--- start of Extracted information ---

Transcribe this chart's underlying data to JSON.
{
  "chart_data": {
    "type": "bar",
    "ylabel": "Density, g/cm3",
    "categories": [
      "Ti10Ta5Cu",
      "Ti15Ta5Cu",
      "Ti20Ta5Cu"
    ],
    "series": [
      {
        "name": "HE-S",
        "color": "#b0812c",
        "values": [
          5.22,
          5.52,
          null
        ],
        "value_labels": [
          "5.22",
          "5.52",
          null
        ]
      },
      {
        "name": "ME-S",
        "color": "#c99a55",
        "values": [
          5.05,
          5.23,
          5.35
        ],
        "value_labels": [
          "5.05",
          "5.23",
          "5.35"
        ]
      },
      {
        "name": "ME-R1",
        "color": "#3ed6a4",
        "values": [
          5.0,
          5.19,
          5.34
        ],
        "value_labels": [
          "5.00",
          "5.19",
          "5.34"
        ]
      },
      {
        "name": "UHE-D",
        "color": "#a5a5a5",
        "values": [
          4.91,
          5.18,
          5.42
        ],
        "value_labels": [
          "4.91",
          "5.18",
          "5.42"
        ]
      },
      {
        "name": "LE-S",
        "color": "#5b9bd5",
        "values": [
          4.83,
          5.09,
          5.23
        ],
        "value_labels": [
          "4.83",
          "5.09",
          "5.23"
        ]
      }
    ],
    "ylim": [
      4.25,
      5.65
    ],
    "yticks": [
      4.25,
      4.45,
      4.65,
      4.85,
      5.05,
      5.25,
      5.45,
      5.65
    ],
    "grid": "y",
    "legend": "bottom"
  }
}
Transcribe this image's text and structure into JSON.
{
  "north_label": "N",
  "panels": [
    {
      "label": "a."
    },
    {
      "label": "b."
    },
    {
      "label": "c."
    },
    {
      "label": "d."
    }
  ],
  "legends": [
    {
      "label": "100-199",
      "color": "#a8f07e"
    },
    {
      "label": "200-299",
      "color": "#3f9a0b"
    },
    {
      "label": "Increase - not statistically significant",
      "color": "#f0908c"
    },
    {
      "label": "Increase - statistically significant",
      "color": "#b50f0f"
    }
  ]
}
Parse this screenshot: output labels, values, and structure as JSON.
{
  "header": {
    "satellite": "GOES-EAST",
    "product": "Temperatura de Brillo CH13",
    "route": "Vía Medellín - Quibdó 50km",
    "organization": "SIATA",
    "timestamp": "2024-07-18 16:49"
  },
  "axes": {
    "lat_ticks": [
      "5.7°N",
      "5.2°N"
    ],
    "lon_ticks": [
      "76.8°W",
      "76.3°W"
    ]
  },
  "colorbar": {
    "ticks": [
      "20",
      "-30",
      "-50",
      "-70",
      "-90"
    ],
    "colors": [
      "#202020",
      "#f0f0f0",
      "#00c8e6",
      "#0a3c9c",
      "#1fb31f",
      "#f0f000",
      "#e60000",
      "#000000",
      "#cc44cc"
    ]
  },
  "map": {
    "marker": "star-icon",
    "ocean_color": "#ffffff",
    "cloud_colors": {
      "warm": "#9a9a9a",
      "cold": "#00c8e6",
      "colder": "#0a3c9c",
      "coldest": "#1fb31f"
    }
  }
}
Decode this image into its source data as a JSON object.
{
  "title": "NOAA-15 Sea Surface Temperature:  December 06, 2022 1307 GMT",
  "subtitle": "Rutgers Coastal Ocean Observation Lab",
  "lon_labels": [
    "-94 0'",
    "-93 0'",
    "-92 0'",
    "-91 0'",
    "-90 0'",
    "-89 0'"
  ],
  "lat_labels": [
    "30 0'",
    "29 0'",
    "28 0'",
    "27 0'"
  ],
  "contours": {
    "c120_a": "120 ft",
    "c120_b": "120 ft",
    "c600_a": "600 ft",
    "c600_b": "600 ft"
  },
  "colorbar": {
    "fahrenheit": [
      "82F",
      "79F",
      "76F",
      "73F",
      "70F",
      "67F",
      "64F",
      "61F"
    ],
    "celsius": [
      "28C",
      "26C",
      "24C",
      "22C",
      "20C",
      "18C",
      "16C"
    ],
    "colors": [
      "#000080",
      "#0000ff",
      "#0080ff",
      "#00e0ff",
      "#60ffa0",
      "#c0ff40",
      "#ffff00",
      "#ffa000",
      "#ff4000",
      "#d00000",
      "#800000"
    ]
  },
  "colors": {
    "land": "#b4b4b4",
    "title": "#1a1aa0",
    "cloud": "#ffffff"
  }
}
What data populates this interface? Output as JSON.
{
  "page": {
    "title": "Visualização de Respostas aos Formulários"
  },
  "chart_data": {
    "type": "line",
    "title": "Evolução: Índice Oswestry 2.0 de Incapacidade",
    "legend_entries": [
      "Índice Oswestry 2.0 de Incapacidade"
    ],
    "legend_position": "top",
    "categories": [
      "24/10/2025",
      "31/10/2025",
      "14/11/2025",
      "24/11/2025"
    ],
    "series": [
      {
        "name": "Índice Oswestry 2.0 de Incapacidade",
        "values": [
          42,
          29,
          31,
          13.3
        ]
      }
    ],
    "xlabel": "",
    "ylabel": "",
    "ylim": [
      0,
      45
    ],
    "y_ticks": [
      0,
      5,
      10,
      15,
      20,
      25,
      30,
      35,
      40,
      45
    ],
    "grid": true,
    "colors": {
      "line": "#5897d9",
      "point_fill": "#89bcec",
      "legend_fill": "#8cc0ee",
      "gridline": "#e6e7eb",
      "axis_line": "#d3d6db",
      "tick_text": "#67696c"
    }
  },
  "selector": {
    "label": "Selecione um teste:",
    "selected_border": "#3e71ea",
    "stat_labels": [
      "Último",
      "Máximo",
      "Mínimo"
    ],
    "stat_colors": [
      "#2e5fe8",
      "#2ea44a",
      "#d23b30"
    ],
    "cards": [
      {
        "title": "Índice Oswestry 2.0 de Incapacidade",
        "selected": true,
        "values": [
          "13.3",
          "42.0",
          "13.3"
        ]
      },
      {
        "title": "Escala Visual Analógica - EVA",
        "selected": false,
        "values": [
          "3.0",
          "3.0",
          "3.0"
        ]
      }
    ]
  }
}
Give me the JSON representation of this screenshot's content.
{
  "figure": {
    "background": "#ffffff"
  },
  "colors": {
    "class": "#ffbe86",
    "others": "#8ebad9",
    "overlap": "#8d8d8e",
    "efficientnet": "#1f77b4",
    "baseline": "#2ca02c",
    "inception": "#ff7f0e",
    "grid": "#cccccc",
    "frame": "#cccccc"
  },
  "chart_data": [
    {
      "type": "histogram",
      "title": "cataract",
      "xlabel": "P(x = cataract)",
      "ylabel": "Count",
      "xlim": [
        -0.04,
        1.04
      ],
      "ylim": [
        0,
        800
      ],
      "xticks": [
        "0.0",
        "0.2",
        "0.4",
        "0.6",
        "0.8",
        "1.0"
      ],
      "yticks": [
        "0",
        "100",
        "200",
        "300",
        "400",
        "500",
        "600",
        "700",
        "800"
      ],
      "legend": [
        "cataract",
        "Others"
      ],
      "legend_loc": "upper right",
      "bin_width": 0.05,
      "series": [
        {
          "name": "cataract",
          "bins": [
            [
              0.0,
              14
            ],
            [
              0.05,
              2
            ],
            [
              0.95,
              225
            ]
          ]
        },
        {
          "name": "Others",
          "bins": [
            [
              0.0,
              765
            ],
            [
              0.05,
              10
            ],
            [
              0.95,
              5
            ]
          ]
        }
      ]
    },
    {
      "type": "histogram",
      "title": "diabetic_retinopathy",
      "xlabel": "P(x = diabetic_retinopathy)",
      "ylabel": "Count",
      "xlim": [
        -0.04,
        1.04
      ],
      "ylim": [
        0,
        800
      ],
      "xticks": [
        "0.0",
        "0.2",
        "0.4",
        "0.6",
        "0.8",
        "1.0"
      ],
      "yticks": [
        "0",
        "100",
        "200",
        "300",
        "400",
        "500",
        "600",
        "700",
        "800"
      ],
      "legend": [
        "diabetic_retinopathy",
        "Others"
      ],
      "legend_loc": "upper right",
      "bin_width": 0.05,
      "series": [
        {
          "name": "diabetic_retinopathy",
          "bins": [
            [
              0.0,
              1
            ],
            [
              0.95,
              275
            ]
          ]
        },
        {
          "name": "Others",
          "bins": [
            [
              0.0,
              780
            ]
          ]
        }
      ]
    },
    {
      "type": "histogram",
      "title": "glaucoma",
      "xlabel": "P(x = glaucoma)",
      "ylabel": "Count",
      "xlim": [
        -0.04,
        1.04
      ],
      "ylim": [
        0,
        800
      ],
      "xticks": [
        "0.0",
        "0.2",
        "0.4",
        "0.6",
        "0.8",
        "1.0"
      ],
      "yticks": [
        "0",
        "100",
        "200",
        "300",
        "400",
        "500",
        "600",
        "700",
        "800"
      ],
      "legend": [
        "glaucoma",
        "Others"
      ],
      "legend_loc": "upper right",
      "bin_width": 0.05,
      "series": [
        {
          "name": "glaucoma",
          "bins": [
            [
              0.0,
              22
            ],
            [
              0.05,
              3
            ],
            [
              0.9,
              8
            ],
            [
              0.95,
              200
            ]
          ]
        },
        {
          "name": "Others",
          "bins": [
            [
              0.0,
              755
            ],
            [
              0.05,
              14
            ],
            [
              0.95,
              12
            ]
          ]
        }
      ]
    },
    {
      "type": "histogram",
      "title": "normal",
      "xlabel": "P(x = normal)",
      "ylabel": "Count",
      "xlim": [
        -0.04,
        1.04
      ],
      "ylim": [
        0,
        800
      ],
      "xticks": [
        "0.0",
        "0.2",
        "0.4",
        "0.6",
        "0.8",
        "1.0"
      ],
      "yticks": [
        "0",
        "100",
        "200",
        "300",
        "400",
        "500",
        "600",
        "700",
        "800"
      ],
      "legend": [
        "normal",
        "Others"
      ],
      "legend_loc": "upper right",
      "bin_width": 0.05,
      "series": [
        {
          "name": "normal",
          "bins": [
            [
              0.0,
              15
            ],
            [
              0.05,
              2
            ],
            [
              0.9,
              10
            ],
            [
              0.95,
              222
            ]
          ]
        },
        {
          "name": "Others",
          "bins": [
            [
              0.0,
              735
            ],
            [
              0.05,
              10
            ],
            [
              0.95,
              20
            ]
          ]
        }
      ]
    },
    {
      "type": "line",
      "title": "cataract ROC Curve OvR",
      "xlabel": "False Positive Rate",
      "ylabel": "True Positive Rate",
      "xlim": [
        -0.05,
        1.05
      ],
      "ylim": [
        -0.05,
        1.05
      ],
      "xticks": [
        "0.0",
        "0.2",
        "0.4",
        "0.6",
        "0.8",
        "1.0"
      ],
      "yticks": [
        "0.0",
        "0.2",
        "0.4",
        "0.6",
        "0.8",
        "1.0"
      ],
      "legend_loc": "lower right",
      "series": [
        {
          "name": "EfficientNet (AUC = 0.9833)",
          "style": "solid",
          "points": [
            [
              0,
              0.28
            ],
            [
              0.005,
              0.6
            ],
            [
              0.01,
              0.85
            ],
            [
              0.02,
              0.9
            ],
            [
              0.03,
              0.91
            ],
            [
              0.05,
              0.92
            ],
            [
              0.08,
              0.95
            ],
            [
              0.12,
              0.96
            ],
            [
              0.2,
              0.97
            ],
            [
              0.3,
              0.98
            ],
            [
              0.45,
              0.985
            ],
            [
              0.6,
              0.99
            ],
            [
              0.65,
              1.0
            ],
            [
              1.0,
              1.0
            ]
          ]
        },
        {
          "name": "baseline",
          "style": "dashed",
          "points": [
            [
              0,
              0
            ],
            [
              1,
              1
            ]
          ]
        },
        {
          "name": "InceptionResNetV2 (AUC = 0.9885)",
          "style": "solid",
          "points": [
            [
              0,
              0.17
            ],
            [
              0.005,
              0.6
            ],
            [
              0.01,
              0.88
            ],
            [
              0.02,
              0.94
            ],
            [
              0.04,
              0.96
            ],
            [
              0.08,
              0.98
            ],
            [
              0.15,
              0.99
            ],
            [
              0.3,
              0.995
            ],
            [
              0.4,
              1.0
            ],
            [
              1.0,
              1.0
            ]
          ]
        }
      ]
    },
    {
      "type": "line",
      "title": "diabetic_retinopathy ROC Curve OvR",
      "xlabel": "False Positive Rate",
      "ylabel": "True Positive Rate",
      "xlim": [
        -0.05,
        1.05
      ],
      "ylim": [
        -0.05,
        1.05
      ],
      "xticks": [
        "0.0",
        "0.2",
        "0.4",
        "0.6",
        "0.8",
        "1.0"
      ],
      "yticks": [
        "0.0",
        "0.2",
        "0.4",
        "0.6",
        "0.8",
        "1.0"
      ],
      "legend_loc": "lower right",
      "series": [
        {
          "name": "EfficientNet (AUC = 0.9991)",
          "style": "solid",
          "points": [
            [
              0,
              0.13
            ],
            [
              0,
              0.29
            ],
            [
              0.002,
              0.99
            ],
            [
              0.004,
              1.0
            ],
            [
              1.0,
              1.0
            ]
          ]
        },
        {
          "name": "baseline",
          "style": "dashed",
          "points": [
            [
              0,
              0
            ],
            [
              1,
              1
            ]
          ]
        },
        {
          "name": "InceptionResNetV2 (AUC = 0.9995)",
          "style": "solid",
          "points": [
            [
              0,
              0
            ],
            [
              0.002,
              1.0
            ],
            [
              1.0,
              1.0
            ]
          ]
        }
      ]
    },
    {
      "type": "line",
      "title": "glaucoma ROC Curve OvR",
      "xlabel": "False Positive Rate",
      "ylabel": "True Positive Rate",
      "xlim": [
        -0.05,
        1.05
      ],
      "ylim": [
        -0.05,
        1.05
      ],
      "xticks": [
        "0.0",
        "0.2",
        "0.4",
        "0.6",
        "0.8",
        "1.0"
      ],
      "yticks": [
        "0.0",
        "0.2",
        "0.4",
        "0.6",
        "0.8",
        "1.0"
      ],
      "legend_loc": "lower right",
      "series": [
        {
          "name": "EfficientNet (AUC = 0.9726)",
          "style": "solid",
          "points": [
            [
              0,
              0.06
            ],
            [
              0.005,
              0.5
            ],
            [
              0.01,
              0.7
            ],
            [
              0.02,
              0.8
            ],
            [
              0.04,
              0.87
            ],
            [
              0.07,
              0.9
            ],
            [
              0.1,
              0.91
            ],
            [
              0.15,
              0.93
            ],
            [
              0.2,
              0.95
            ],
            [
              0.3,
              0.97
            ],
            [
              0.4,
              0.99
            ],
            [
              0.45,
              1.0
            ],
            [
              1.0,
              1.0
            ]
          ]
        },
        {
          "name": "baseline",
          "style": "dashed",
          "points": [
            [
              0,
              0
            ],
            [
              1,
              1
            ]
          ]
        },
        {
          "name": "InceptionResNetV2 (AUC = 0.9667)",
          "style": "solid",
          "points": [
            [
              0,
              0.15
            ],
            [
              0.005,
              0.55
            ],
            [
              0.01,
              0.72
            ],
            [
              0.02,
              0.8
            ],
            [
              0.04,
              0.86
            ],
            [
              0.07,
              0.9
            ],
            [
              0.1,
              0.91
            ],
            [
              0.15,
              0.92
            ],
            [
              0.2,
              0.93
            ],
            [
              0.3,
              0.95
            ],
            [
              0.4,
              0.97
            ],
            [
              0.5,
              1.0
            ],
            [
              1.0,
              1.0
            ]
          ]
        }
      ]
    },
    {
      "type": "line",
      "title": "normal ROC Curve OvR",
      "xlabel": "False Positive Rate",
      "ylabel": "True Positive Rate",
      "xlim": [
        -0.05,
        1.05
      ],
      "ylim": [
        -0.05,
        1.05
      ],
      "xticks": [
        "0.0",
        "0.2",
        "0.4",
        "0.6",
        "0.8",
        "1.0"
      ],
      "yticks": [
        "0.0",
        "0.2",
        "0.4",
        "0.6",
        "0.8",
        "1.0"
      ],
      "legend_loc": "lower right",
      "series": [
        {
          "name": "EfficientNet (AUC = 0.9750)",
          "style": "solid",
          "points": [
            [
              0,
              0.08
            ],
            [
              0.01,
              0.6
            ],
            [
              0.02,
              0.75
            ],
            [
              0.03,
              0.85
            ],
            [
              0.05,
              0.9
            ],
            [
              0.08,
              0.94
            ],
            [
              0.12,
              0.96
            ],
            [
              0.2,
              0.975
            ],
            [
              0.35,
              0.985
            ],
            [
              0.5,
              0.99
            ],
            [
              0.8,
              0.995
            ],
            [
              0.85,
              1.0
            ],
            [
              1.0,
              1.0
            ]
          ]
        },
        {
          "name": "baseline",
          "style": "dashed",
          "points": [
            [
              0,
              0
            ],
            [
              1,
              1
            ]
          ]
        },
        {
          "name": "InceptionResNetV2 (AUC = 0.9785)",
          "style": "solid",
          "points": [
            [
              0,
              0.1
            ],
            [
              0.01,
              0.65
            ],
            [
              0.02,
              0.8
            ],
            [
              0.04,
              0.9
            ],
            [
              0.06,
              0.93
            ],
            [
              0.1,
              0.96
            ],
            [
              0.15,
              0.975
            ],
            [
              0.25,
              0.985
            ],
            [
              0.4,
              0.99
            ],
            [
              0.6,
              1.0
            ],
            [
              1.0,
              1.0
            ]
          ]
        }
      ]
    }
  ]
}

--- end of Extracted information ---

Problem to work on:
Copy each line of the data above that holds "Oswestry".

Answer to the exercise:
    "title": "Evolução: Índice Oswestry 2.0 de Incapacidade",
      "Índice Oswestry 2.0 de Incapacidade"
        "name": "Índice Oswestry 2.0 de Incapacidade",
        "title": "Índice Oswestry 2.0 de Incapacidade",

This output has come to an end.